> **STATED GOAL**
Show all lines from the data that include the word "date".
- - - - - - -
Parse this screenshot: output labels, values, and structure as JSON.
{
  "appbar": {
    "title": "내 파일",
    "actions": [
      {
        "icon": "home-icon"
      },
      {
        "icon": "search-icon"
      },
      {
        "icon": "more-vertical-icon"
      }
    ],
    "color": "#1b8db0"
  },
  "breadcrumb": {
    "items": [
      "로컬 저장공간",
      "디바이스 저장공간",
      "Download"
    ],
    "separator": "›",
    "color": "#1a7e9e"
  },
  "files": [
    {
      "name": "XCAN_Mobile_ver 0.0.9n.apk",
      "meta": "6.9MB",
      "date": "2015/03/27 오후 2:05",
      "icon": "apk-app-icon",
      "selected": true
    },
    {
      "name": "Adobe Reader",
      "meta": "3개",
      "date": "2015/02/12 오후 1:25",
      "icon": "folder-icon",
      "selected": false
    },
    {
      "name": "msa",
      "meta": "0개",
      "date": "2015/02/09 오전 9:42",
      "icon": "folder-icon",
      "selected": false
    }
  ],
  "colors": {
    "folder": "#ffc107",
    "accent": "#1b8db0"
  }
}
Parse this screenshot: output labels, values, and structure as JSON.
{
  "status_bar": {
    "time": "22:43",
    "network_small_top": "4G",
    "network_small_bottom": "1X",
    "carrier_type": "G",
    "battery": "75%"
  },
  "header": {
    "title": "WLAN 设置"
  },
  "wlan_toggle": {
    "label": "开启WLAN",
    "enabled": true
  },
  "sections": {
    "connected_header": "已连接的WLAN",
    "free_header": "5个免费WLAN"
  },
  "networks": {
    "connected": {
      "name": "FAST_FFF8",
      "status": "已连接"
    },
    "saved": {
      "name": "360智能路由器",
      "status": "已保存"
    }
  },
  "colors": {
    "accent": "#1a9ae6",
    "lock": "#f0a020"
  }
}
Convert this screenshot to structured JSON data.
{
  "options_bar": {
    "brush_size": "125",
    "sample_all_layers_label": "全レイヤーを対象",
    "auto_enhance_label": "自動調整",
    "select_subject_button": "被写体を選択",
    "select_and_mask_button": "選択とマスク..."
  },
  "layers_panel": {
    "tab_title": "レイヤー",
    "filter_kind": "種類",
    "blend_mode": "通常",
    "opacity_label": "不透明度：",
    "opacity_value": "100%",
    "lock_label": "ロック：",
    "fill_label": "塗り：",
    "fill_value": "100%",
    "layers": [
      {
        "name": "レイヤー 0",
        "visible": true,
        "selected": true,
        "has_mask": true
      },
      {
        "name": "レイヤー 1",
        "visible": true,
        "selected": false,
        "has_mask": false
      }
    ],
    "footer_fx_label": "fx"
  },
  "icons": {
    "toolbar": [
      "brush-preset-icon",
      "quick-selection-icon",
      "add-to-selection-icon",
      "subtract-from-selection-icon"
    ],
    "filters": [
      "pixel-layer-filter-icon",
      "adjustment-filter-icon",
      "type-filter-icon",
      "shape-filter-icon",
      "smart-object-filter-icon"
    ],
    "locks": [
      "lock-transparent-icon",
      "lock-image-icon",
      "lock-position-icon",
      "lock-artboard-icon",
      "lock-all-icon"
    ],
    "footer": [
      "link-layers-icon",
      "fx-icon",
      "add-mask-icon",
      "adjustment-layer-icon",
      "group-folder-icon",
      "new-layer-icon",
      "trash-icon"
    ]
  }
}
- - - - - - -
> **COMPLETED TASK**
      "date": "2015/03/27 오후 2:05",
      "date": "2015/02/12 오후 1:25",
      "date": "2015/02/09 오전 9:42",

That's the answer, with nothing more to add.